▶ _WRITTEN TASK 1_: Would you quote everything in the business-rules passage from "The consultant recommended" down to "down as you go."?

▶ _EXCERPTED PASSAGE_:

The consultant recommended that they write down the business rules they were
implementing. Their puzzled response was "Why?". After a minute or
two of dead silence, one of the developers cautiously added, "We can
always just go back and ask the business users again if we need to."
Can
you always just go back and ask the business people for the business rules
again? Well, actually yes - at least once or twice usually. But in my
experience, their enthusiasm and confidence level in you are going to fall off
rapidly after that. Why shouldn't it? You obviously just don't seem to be
"getting" it. (And that will be true even if they're not really
"giving" it very well, which happens pretty often too.) There's such
a simple solution - all you have to do is write 'em down as you go.
Now
remember, this was a web-based application. As the consultant went on to point
out to them, the goal was to dis-intermediate - in other words, to remove the
middlemen. In this case that meant the company representatives who had been
supporting the customers up until now. Once those representatives are gone
from the scene, then who will you go back to with questions about the business
rules?
This
drew more blank stares from the developers. Their job was to develop, to code,
to build, to get it running - not to worry about what might happen years from
now. The consultant pointed out that changes in business rules is no longer a
matter of years these days, but of weeks, days or even hours. More blank
stares.

▶ _WRITTEN TASK 2_: Can you print everything from the start of the records down to the line that contains "move-horizon-arrow xyxy=(291,1064,836,1086)", with that line included?

▶ _RECORD EXTRACTS_:
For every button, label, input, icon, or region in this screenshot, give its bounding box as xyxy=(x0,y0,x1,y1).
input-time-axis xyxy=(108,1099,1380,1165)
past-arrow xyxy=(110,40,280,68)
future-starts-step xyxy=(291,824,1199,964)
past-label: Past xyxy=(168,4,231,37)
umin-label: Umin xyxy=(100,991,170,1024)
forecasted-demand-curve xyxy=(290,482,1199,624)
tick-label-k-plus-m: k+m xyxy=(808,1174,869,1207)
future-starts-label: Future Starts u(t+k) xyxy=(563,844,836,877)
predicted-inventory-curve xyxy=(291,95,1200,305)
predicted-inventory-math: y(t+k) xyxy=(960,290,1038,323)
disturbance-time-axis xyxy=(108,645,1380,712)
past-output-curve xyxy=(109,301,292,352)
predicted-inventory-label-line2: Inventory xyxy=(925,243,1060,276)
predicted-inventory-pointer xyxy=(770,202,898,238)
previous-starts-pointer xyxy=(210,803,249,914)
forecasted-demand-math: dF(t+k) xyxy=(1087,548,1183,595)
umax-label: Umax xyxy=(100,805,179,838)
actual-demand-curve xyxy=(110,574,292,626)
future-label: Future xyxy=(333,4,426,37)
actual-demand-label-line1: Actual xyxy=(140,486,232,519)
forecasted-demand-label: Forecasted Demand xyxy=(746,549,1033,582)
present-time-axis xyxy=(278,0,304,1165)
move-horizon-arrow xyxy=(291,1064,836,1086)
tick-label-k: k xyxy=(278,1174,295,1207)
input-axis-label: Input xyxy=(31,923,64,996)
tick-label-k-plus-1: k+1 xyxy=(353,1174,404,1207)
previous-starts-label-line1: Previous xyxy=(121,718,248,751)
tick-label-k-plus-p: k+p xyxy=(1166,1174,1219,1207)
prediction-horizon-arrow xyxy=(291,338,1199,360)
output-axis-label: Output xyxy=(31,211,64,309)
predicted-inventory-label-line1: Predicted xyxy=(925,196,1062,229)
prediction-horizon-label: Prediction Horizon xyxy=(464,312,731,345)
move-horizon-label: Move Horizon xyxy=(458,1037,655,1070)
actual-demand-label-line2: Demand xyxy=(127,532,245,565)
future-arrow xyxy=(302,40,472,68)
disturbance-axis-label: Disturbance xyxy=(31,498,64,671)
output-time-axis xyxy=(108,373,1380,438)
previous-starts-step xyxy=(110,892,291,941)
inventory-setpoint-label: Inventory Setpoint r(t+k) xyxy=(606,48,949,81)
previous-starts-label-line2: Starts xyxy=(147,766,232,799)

▶ _TASK SOLUTION 1_:
The consultant recommended that they write down the business rules they were
implementing. Their puzzled response was "Why?". After a minute or
two of dead silence, one of the developers cautiously added, "We can
always just go back and ask the business users again if we need to."
Can
you always just go back and ask the business people for the business rules
again? Well, actually yes - at least once or twice usually. But in my
experience, their enthusiasm and confidence level in you are going to fall off
rapidly after that. Why shouldn't it? You obviously just don't seem to be
"getting" it. (And that will be true even if they're not really
"giving" it very well, which happens pretty often too.) There's such
a simple solution - all you have to do is write 'em down as you go.

▶ _TASK SOLUTION 2_:
For every button, label, input, icon, or region in this screenshot, give its bounding box as xyxy=(x0,y0,x1,y1).
input-time-axis xyxy=(108,1099,1380,1165)
past-arrow xyxy=(110,40,280,68)
future-starts-step xyxy=(291,824,1199,964)
past-label: Past xyxy=(168,4,231,37)
umin-label: Umin xyxy=(100,991,170,1024)
forecasted-demand-curve xyxy=(290,482,1199,624)
tick-label-k-plus-m: k+m xyxy=(808,1174,869,1207)
future-starts-label: Future Starts u(t+k) xyxy=(563,844,836,877)
predicted-inventory-curve xyxy=(291,95,1200,305)
predicted-inventory-math: y(t+k) xyxy=(960,290,1038,323)
disturbance-time-axis xyxy=(108,645,1380,712)
past-output-curve xyxy=(109,301,292,352)
predicted-inventory-label-line2: Inventory xyxy=(925,243,1060,276)
predicted-inventory-pointer xyxy=(770,202,898,238)
previous-starts-pointer xyxy=(210,803,249,914)
forecasted-demand-math: dF(t+k) xyxy=(1087,548,1183,595)
umax-label: Umax xyxy=(100,805,179,838)
actual-demand-curve xyxy=(110,574,292,626)
future-label: Future xyxy=(333,4,426,37)
actual-demand-label-line1: Actual xyxy=(140,486,232,519)
forecasted-demand-label: Forecasted Demand xyxy=(746,549,1033,582)
present-time-axis xyxy=(278,0,304,1165)
move-horizon-arrow xyxy=(291,1064,836,1086)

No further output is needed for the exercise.